Given problem: Repeat exactly the lines below from the line that contains "What does this" to the last line, inclusive, without the pictures.
##### Input
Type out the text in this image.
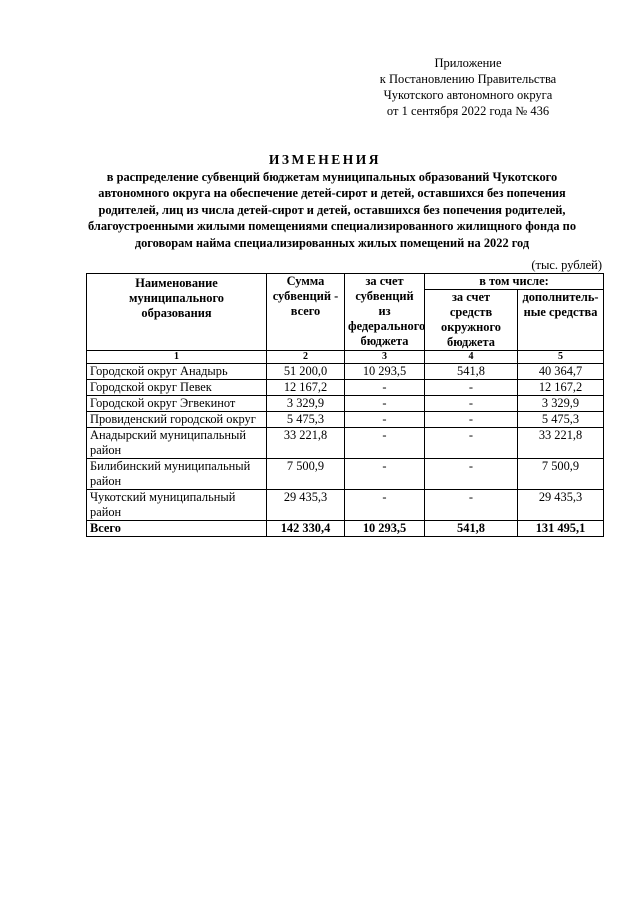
Приложение
к Постановлению Правительства
Чукотского автономного округа
от 1 сентября 2022 года № 436
ИЗМЕНЕНИЯ
в распределение субвенций бюджетам муниципальных образований Чукотского
автономного округа на обеспечение детей-сирот и детей, оставшихся без попечения
родителей, лиц из числа детей-сирот и детей, оставшихся без попечения родителей,
благоустроенными жилыми помещениями специализированного жилищного фонда по
договорам найма специализированных жилых помещений на 2022 год
(тыс. рублей)
Наименование муниципального образования	Сумма субвенций - всего	за счет субвенций из федерального бюджета	в том числе:	
			за счет средств окружного бюджета	дополнитель-ные средства
1	2	3	4	5
Городской округ Анадырь	51 200,0	10 293,5	541,8	40 364,7
Городской округ Певек	12 167,2	-	-	12 167,2
Городской округ Эгвекинот	3 329,9	-	-	3 329,9
Провиденский городской округ	5 475,3	-	-	5 475,3
Анадырский муниципальный район	33 221,8	-	-	33 221,8
Билибинский муниципальный район	7 500,9	-	-	7 500,9
Чукотский муниципальный район	29 435,3	-	-	29 435,3
Всего	142 330,4	10 293,5	541,8	131 495,1
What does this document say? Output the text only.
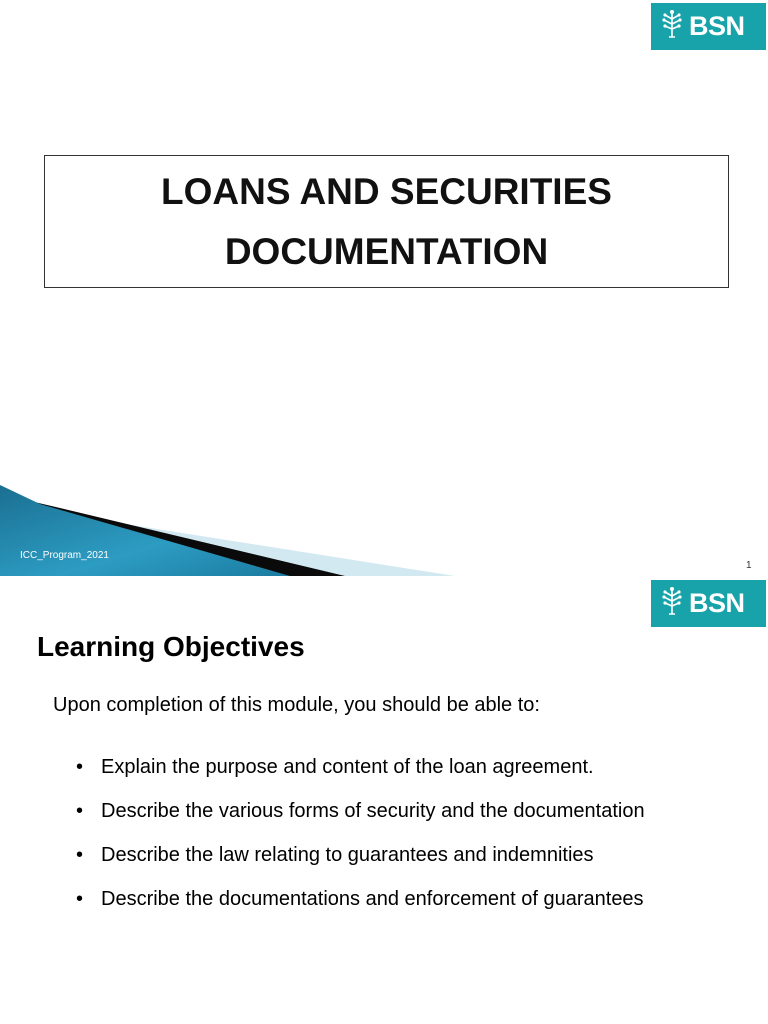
BSN
LOANS AND SECURITIES
DOCUMENTATION
ICC_Program_2021
1
BSN
Learning Objectives
Upon completion of this module, you should be able to:
• Explain the purpose and content of the loan agreement.
• Describe the various forms of security and the documentation
• Describe the law relating to guarantees and indemnities
• Describe the documentations and enforcement of guarantees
##########
Final answer:
What does this document say? Output the text only.
BSN
LOANS AND SECURITIES
DOCUMENTATION
ICC_Program_2021
1
BSN
Learning Objectives
Upon completion of this module, you should be able to:
• Explain the purpose and content of the loan agreement.
• Describe the various forms of security and the documentation
• Describe the law relating to guarantees and indemnities
• Describe the documentations and enforcement of guarantees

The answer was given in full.